WRITTEN PROBLEM:
Pull each line containing "和朋友在一起" out of the data and copy it.

Records from a dataset:
— BEGIN —

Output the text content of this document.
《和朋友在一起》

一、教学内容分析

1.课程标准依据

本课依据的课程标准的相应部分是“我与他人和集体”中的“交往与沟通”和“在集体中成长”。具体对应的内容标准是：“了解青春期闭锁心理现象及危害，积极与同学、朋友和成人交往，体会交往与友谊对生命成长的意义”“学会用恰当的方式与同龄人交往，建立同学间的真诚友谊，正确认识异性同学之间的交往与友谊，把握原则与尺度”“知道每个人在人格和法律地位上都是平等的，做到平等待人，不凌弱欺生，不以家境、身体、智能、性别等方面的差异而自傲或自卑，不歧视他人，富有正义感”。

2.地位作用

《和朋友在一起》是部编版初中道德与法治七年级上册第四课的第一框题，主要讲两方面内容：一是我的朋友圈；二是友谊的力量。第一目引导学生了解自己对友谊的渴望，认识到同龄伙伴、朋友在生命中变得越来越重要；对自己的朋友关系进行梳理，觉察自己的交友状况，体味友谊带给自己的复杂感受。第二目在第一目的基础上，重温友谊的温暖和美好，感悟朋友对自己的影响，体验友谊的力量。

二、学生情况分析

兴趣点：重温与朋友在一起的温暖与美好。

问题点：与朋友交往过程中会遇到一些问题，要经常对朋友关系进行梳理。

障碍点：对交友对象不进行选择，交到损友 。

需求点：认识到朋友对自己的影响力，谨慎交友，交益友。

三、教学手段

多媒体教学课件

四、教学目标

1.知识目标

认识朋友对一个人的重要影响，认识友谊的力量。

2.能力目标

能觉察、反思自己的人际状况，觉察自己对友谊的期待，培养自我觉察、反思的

— END —

CORRECT ANSWER:
《和朋友在一起》
《和朋友在一起》是部编版初中道德与法治七年级上册第四课的第一框题，主要讲两方面内容：一是我的朋友圈；二是友谊的力量。第一目引导学生了解自己对友谊的渴望，认识到同龄伙伴、朋友在生命中变得越来越重要；对自己的朋友关系进行梳理，觉察自己的交友状况，体味友谊带给自己的复杂感受。第二目在第一目的基础上，重温友谊的温暖和美好，感悟朋友对自己的影响，体验友谊的力量。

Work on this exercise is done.